## Directive:
From the listing below, select every line where the word "CMOS" appears.

## Stored data:
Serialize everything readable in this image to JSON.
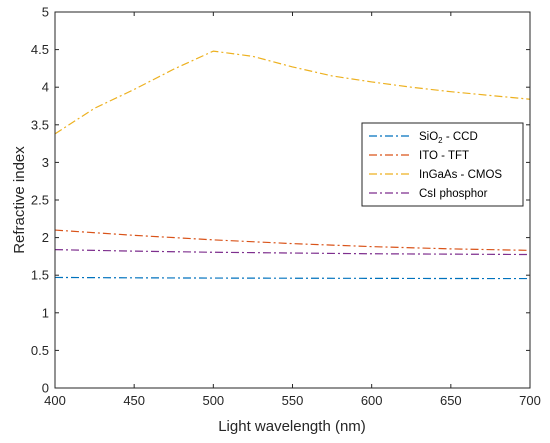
{
  "chart_data": {
    "type": "line",
    "xlabel": "Light wavelength (nm)",
    "ylabel": "Refractive index",
    "xlim": [
      400,
      700
    ],
    "ylim": [
      0,
      5
    ],
    "x_ticks": [
      "400",
      "450",
      "500",
      "550",
      "600",
      "650",
      "700"
    ],
    "y_ticks": [
      "0",
      "0.5",
      "1",
      "1.5",
      "2",
      "2.5",
      "3",
      "3.5",
      "4",
      "4.5",
      "5"
    ],
    "grid": false,
    "legend_position": "right",
    "line_style": "dash-dot",
    "series": [
      {
        "name": "SiO2 - CCD",
        "legend_main": "SiO",
        "legend_sub": "2",
        "legend_rest": " - CCD",
        "color": "#0072BD",
        "x": [
          400,
          450,
          500,
          550,
          600,
          650,
          700
        ],
        "y": [
          1.47,
          1.465,
          1.462,
          1.46,
          1.458,
          1.456,
          1.455
        ]
      },
      {
        "name": "ITO - TFT",
        "legend_main": "ITO - TFT",
        "color": "#D95319",
        "x": [
          400,
          450,
          500,
          550,
          600,
          650,
          700
        ],
        "y": [
          2.1,
          2.03,
          1.97,
          1.92,
          1.88,
          1.85,
          1.83
        ]
      },
      {
        "name": "InGaAs - CMOS",
        "legend_main": "InGaAs - CMOS",
        "color": "#EDB120",
        "x": [
          400,
          425,
          450,
          475,
          500,
          525,
          550,
          575,
          600,
          625,
          650,
          675,
          700
        ],
        "y": [
          3.38,
          3.72,
          3.97,
          4.24,
          4.48,
          4.41,
          4.27,
          4.15,
          4.07,
          4.0,
          3.94,
          3.89,
          3.84
        ]
      },
      {
        "name": "CsI phosphor",
        "legend_main": "CsI phosphor",
        "color": "#7E2F8E",
        "x": [
          400,
          450,
          500,
          550,
          600,
          650,
          700
        ],
        "y": [
          1.84,
          1.82,
          1.805,
          1.795,
          1.785,
          1.78,
          1.775
        ]
      }
    ]
  }
}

## Problem solution:
        "name": "InGaAs - CMOS",
        "legend_main": "InGaAs - CMOS",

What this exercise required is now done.